### Aim of the exercise
Copy each line below in which the string "Search" occurs.

### Data

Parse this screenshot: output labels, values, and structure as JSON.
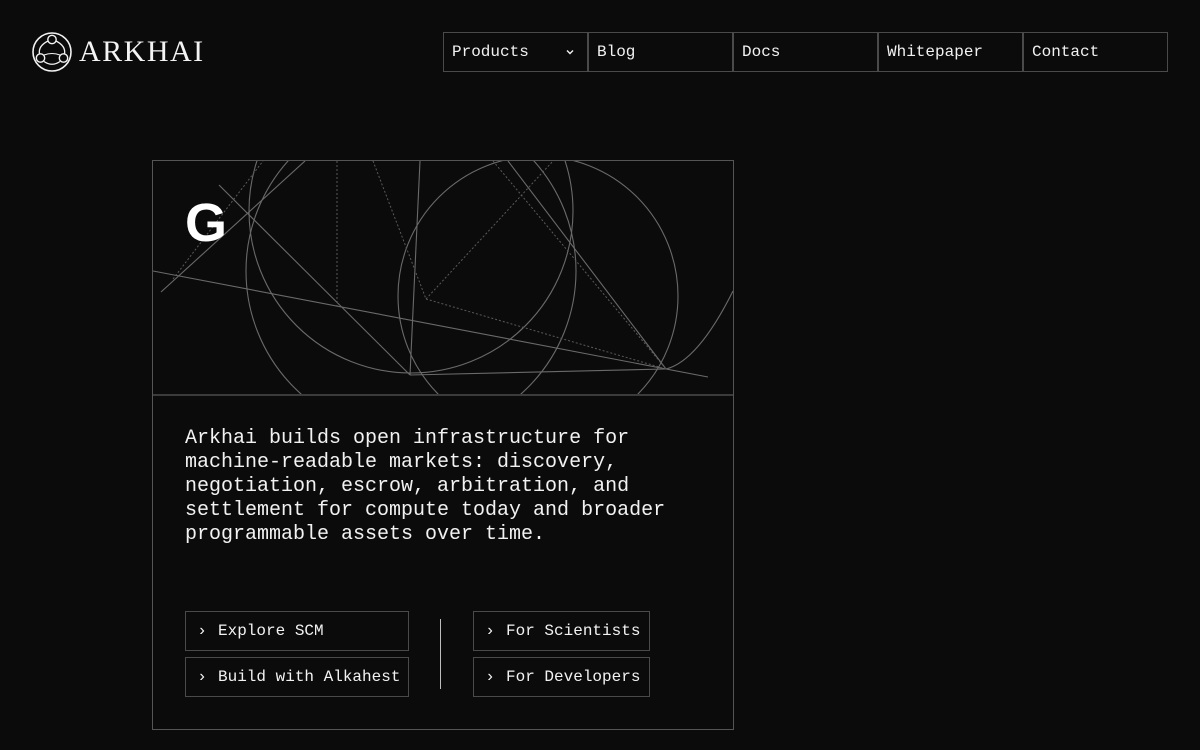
{
  "brand": {
    "name": "ARKHAI"
  },
  "nav": {
    "items": [
      {
        "label": "Products",
        "has_dropdown": true,
        "icon": "chevron-down-icon"
      },
      {
        "label": "Blog"
      },
      {
        "label": "Docs"
      },
      {
        "label": "Whitepaper"
      },
      {
        "label": "Contact"
      }
    ]
  },
  "hero": {
    "glyph": "G",
    "description": "Arkhai builds open infrastructure for machine-readable markets: discovery, negotiation, escrow, arbitration, and settlement for compute today and broader programmable assets over time.",
    "actions_left": [
      {
        "label": "Explore SCM",
        "icon": "chevron-right-icon"
      },
      {
        "label": "Build with Alkahest",
        "icon": "chevron-right-icon"
      }
    ],
    "actions_right": [
      {
        "label": "For Scientists",
        "icon": "chevron-right-icon"
      },
      {
        "label": "For Developers",
        "icon": "chevron-right-icon"
      }
    ]
  },
  "colors": {
    "background": "#0b0b0b",
    "text": "#f2f2f2",
    "border": "#4a4a4a"
  }
}
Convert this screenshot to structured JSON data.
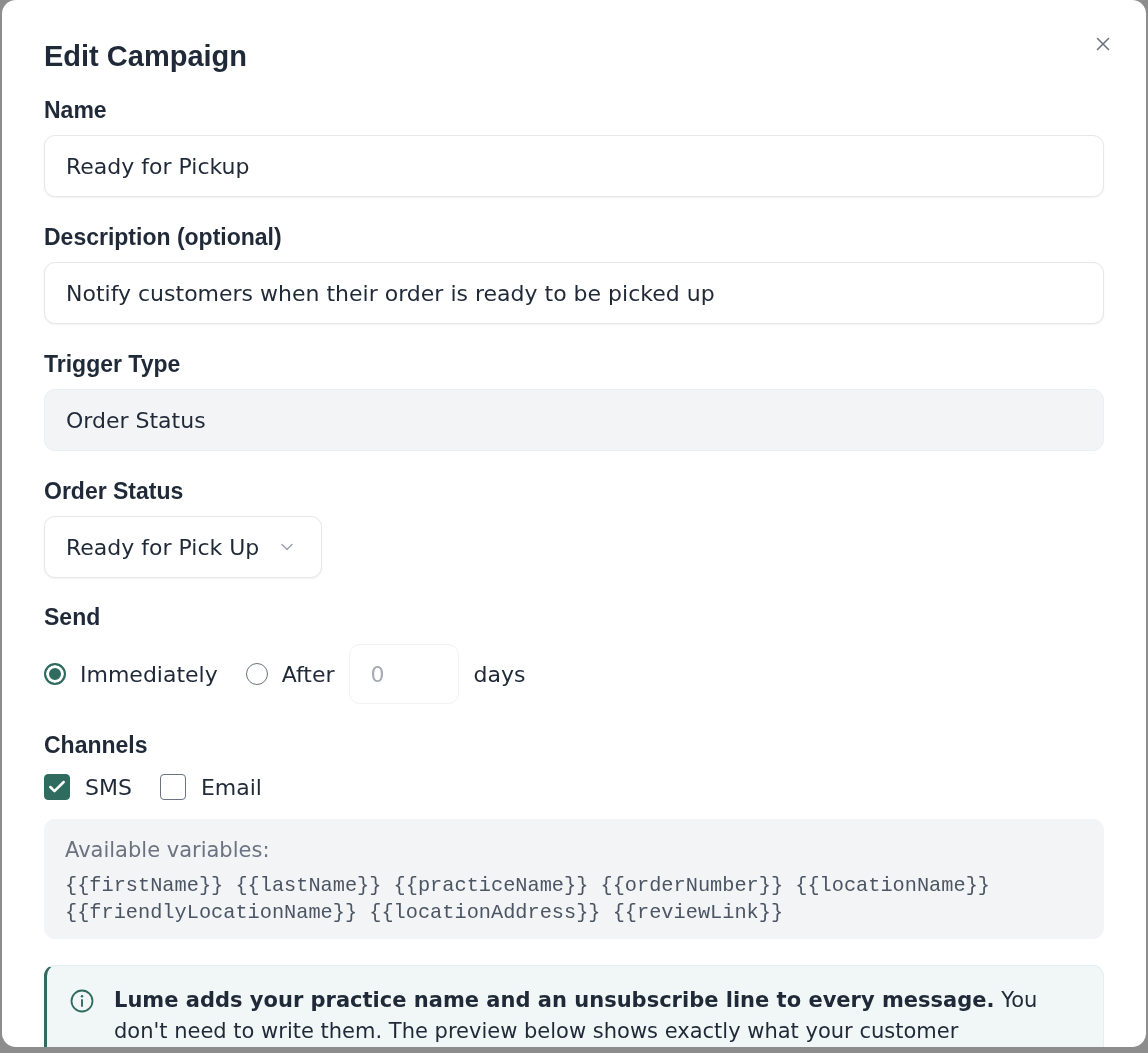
{
  "dialog": {
    "title": "Edit Campaign"
  },
  "fields": [
    {
      "kind": "text",
      "label": "Name",
      "value": "Ready for Pickup"
    },
    {
      "kind": "text",
      "label": "Description (optional)",
      "value": "Notify customers when their order is ready to be picked up"
    },
    {
      "kind": "readonly",
      "label": "Trigger Type",
      "value": "Order Status"
    },
    {
      "kind": "select",
      "label": "Order Status",
      "value": "Ready for Pick Up"
    }
  ],
  "send": {
    "label": "Send",
    "options": [
      {
        "label": "Immediately",
        "selected": true
      },
      {
        "label": "After",
        "selected": false
      }
    ],
    "days_field": {
      "placeholder": "0",
      "disabled": true
    },
    "unit": "days"
  },
  "channels": {
    "label": "Channels",
    "options": [
      {
        "label": "SMS",
        "checked": true
      },
      {
        "label": "Email",
        "checked": false
      }
    ]
  },
  "variables": {
    "title": "Available variables:",
    "list": "{{firstName}} {{lastName}} {{practiceName}} {{orderNumber}} {{locationName}} {{friendlyLocationName}} {{locationAddress}} {{reviewLink}}"
  },
  "notice": {
    "text": "**Lume adds your practice name and an unsubscribe line to every message.** You don't need to write them. The preview below shows exactly what your customer"
  }
}
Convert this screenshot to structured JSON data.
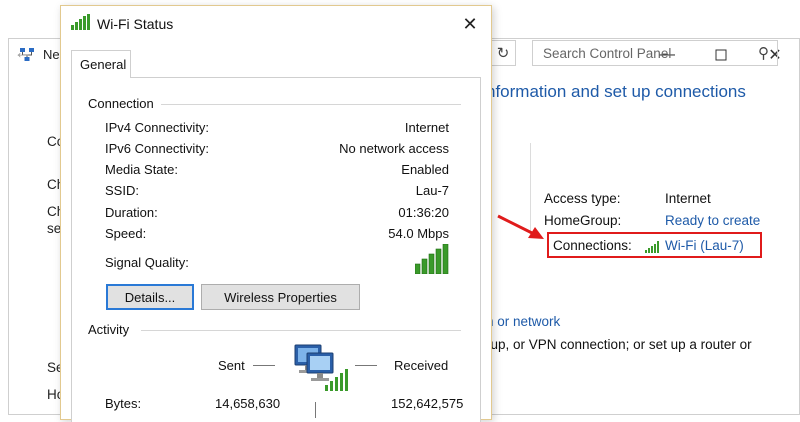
{
  "background_window": {
    "title_fragment": "Ne",
    "heading": "nformation and set up connections",
    "search_placeholder": "Search Control Panel",
    "left_fragments": [
      "Co",
      "Ch",
      "Ch",
      "set",
      "Se",
      "Ho"
    ],
    "access_type_label": "Access type:",
    "access_type_value": "Internet",
    "homegroup_label": "HomeGroup:",
    "homegroup_value": "Ready to create",
    "connections_label": "Connections:",
    "connections_value": "Wi-Fi (Lau-7)",
    "link_fragment": "n or network",
    "text_fragment": "-up, or VPN connection; or set up a router or"
  },
  "dialog": {
    "title": "Wi-Fi Status",
    "tab": "General",
    "connection_group": "Connection",
    "rows": [
      {
        "label": "IPv4 Connectivity:",
        "value": "Internet"
      },
      {
        "label": "IPv6 Connectivity:",
        "value": "No network access"
      },
      {
        "label": "Media State:",
        "value": "Enabled"
      },
      {
        "label": "SSID:",
        "value": "Lau-7"
      },
      {
        "label": "Duration:",
        "value": "01:36:20"
      },
      {
        "label": "Speed:",
        "value": "54.0 Mbps"
      }
    ],
    "signal_label": "Signal Quality:",
    "signal_bars": 5,
    "details_button": "Details...",
    "wireless_button": "Wireless Properties",
    "activity_group": "Activity",
    "sent_label": "Sent",
    "received_label": "Received",
    "bytes_label": "Bytes:",
    "bytes_sent": "14,658,630",
    "bytes_received": "152,642,575"
  },
  "colors": {
    "accent": "#1e5aa8",
    "highlight_box": "#e01b1b",
    "signal_green": "#3a9a2a"
  }
}
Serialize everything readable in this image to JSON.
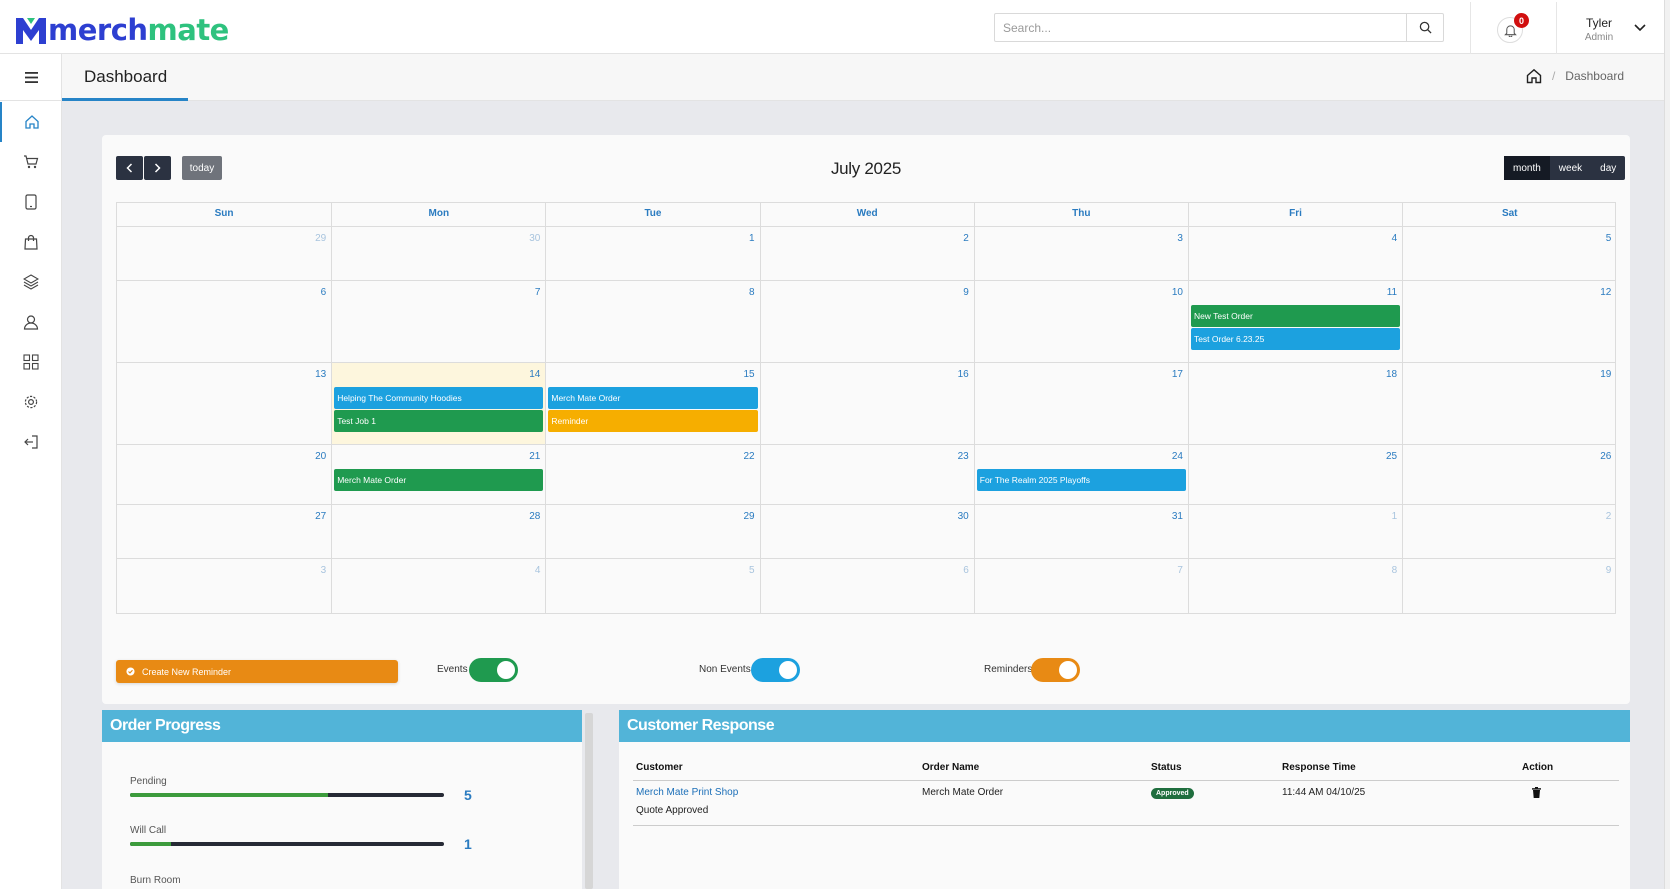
{
  "brand": {
    "part1": "merch",
    "part2": "mate",
    "color1": "#2d3fd1",
    "color2": "#2ec27e"
  },
  "header": {
    "search_placeholder": "Search...",
    "notifications_count": "0",
    "user_name": "Tyler",
    "user_role": "Admin"
  },
  "sidebar": {
    "menu_icon": "menu-icon",
    "items": [
      {
        "icon": "home-icon",
        "active": true
      },
      {
        "icon": "cart-icon"
      },
      {
        "icon": "tablet-icon"
      },
      {
        "icon": "shopping-bag-icon"
      },
      {
        "icon": "layers-icon"
      },
      {
        "icon": "user-icon"
      },
      {
        "icon": "grid-icon"
      },
      {
        "icon": "gear-icon"
      },
      {
        "icon": "logout-icon"
      }
    ]
  },
  "page": {
    "title": "Dashboard",
    "breadcrumb": "Dashboard",
    "separator": "/"
  },
  "calendar": {
    "title": "July 2025",
    "today_label": "today",
    "views": [
      "month",
      "week",
      "day"
    ],
    "active_view": "month",
    "days_of_week": [
      "Sun",
      "Mon",
      "Tue",
      "Wed",
      "Thu",
      "Fri",
      "Sat"
    ],
    "weeks": [
      [
        {
          "d": "29",
          "o": true
        },
        {
          "d": "30",
          "o": true
        },
        {
          "d": "1"
        },
        {
          "d": "2"
        },
        {
          "d": "3"
        },
        {
          "d": "4"
        },
        {
          "d": "5"
        }
      ],
      [
        {
          "d": "6"
        },
        {
          "d": "7"
        },
        {
          "d": "8"
        },
        {
          "d": "9"
        },
        {
          "d": "10"
        },
        {
          "d": "11",
          "events": [
            {
              "t": "New Test Order",
              "c": "green"
            },
            {
              "t": "Test Order 6.23.25",
              "c": "blue"
            }
          ]
        },
        {
          "d": "12"
        }
      ],
      [
        {
          "d": "13"
        },
        {
          "d": "14",
          "today": true,
          "events": [
            {
              "t": "Helping The Community Hoodies",
              "c": "blue"
            },
            {
              "t": "Test Job 1",
              "c": "green"
            }
          ]
        },
        {
          "d": "15",
          "events": [
            {
              "t": "Merch Mate Order",
              "c": "blue"
            },
            {
              "t": "Reminder",
              "c": "yellow"
            }
          ]
        },
        {
          "d": "16"
        },
        {
          "d": "17"
        },
        {
          "d": "18"
        },
        {
          "d": "19"
        }
      ],
      [
        {
          "d": "20"
        },
        {
          "d": "21",
          "events": [
            {
              "t": "Merch Mate Order",
              "c": "green"
            }
          ]
        },
        {
          "d": "22"
        },
        {
          "d": "23"
        },
        {
          "d": "24",
          "events": [
            {
              "t": "For The Realm 2025 Playoffs",
              "c": "blue"
            }
          ]
        },
        {
          "d": "25"
        },
        {
          "d": "26"
        }
      ],
      [
        {
          "d": "27"
        },
        {
          "d": "28"
        },
        {
          "d": "29"
        },
        {
          "d": "30"
        },
        {
          "d": "31"
        },
        {
          "d": "1",
          "o": true
        },
        {
          "d": "2",
          "o": true
        }
      ],
      [
        {
          "d": "3",
          "o": true
        },
        {
          "d": "4",
          "o": true
        },
        {
          "d": "5",
          "o": true
        },
        {
          "d": "6",
          "o": true
        },
        {
          "d": "7",
          "o": true
        },
        {
          "d": "8",
          "o": true
        },
        {
          "d": "9",
          "o": true
        }
      ]
    ],
    "create_reminder_label": "Create New Reminder",
    "toggles": [
      {
        "label": "Events",
        "color": "#1f9a4f",
        "on": true
      },
      {
        "label": "Non Events",
        "color": "#1ca1df",
        "on": true
      },
      {
        "label": "Reminders",
        "color": "#e88a14",
        "on": true
      }
    ]
  },
  "order_progress": {
    "title": "Order Progress",
    "items": [
      {
        "label": "Pending",
        "value": "5",
        "fraction": 0.63
      },
      {
        "label": "Will Call",
        "value": "1",
        "fraction": 0.13
      },
      {
        "label": "Burn Room",
        "value": "",
        "fraction": 0
      }
    ]
  },
  "customer_response": {
    "title": "Customer Response",
    "columns": [
      "Customer",
      "Order Name",
      "Status",
      "Response Time",
      "Action"
    ],
    "rows": [
      {
        "customer": "Merch Mate Print Shop",
        "note": "Quote Approved",
        "order": "Merch Mate Order",
        "status": "Approved",
        "time": "11:44 AM 04/10/25",
        "action_icon": "trash-icon"
      }
    ]
  }
}
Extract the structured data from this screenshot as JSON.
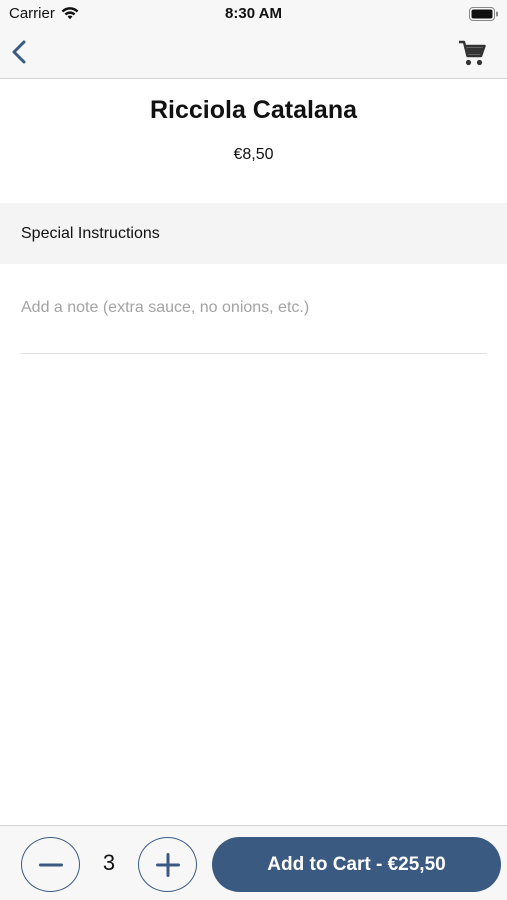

### Result below
    "search_placeholder": "Search Control Panel",
    "search_placeholder": "Search...",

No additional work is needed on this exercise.